WORK TO DO –
Repeat each line of the material below exactly as it appears, minus any pictures.
— begin GIVEN DATA —
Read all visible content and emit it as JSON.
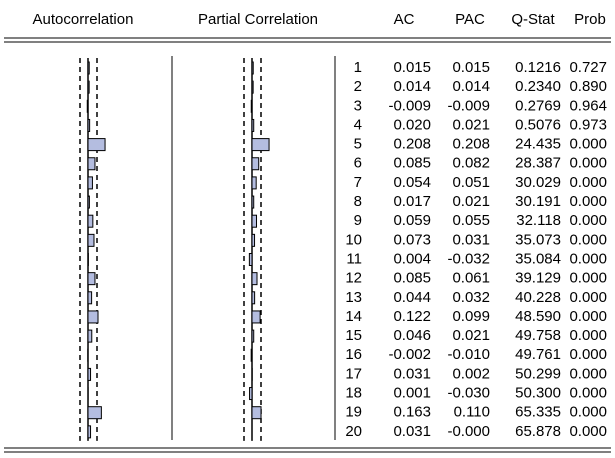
{
  "header": {
    "columns": [
      "Autocorrelation",
      "Partial Correlation",
      "AC",
      "PAC",
      "Q-Stat",
      "Prob"
    ]
  },
  "table": {
    "rows": [
      [
        "1",
        "0.015",
        "0.015",
        "0.1216",
        "0.727"
      ],
      [
        "2",
        "0.014",
        "0.014",
        "0.2340",
        "0.890"
      ],
      [
        "3",
        "-0.009",
        "-0.009",
        "0.2769",
        "0.964"
      ],
      [
        "4",
        "0.020",
        "0.021",
        "0.5076",
        "0.973"
      ],
      [
        "5",
        "0.208",
        "0.208",
        "24.435",
        "0.000"
      ],
      [
        "6",
        "0.085",
        "0.082",
        "28.387",
        "0.000"
      ],
      [
        "7",
        "0.054",
        "0.051",
        "30.029",
        "0.000"
      ],
      [
        "8",
        "0.017",
        "0.021",
        "30.191",
        "0.000"
      ],
      [
        "9",
        "0.059",
        "0.055",
        "32.118",
        "0.000"
      ],
      [
        "10",
        "0.073",
        "0.031",
        "35.073",
        "0.000"
      ],
      [
        "11",
        "0.004",
        "-0.032",
        "35.084",
        "0.000"
      ],
      [
        "12",
        "0.085",
        "0.061",
        "39.129",
        "0.000"
      ],
      [
        "13",
        "0.044",
        "0.032",
        "40.228",
        "0.000"
      ],
      [
        "14",
        "0.122",
        "0.099",
        "48.590",
        "0.000"
      ],
      [
        "15",
        "0.046",
        "0.021",
        "49.758",
        "0.000"
      ],
      [
        "16",
        "-0.002",
        "-0.010",
        "49.761",
        "0.000"
      ],
      [
        "17",
        "0.031",
        "0.002",
        "50.299",
        "0.000"
      ],
      [
        "18",
        "0.001",
        "-0.030",
        "50.300",
        "0.000"
      ],
      [
        "19",
        "0.163",
        "0.110",
        "65.335",
        "0.000"
      ],
      [
        "20",
        "0.031",
        "-0.000",
        "65.878",
        "0.000"
      ]
    ]
  }
}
— end GIVEN DATA —
RESPONSE –
Read all visible content and emit it as JSON.
{
  "header": {
    "columns": [
      "Autocorrelation",
      "Partial Correlation",
      "AC",
      "PAC",
      "Q-Stat",
      "Prob"
    ]
  },
  "table": {
    "rows": [
      [
        "1",
        "0.015",
        "0.015",
        "0.1216",
        "0.727"
      ],
      [
        "2",
        "0.014",
        "0.014",
        "0.2340",
        "0.890"
      ],
      [
        "3",
        "-0.009",
        "-0.009",
        "0.2769",
        "0.964"
      ],
      [
        "4",
        "0.020",
        "0.021",
        "0.5076",
        "0.973"
      ],
      [
        "5",
        "0.208",
        "0.208",
        "24.435",
        "0.000"
      ],
      [
        "6",
        "0.085",
        "0.082",
        "28.387",
        "0.000"
      ],
      [
        "7",
        "0.054",
        "0.051",
        "30.029",
        "0.000"
      ],
      [
        "8",
        "0.017",
        "0.021",
        "30.191",
        "0.000"
      ],
      [
        "9",
        "0.059",
        "0.055",
        "32.118",
        "0.000"
      ],
      [
        "10",
        "0.073",
        "0.031",
        "35.073",
        "0.000"
      ],
      [
        "11",
        "0.004",
        "-0.032",
        "35.084",
        "0.000"
      ],
      [
        "12",
        "0.085",
        "0.061",
        "39.129",
        "0.000"
      ],
      [
        "13",
        "0.044",
        "0.032",
        "40.228",
        "0.000"
      ],
      [
        "14",
        "0.122",
        "0.099",
        "48.590",
        "0.000"
      ],
      [
        "15",
        "0.046",
        "0.021",
        "49.758",
        "0.000"
      ],
      [
        "16",
        "-0.002",
        "-0.010",
        "49.761",
        "0.000"
      ],
      [
        "17",
        "0.031",
        "0.002",
        "50.299",
        "0.000"
      ],
      [
        "18",
        "0.001",
        "-0.030",
        "50.300",
        "0.000"
      ],
      [
        "19",
        "0.163",
        "0.110",
        "65.335",
        "0.000"
      ],
      [
        "20",
        "0.031",
        "-0.000",
        "65.878",
        "0.000"
      ]
    ]
  }
}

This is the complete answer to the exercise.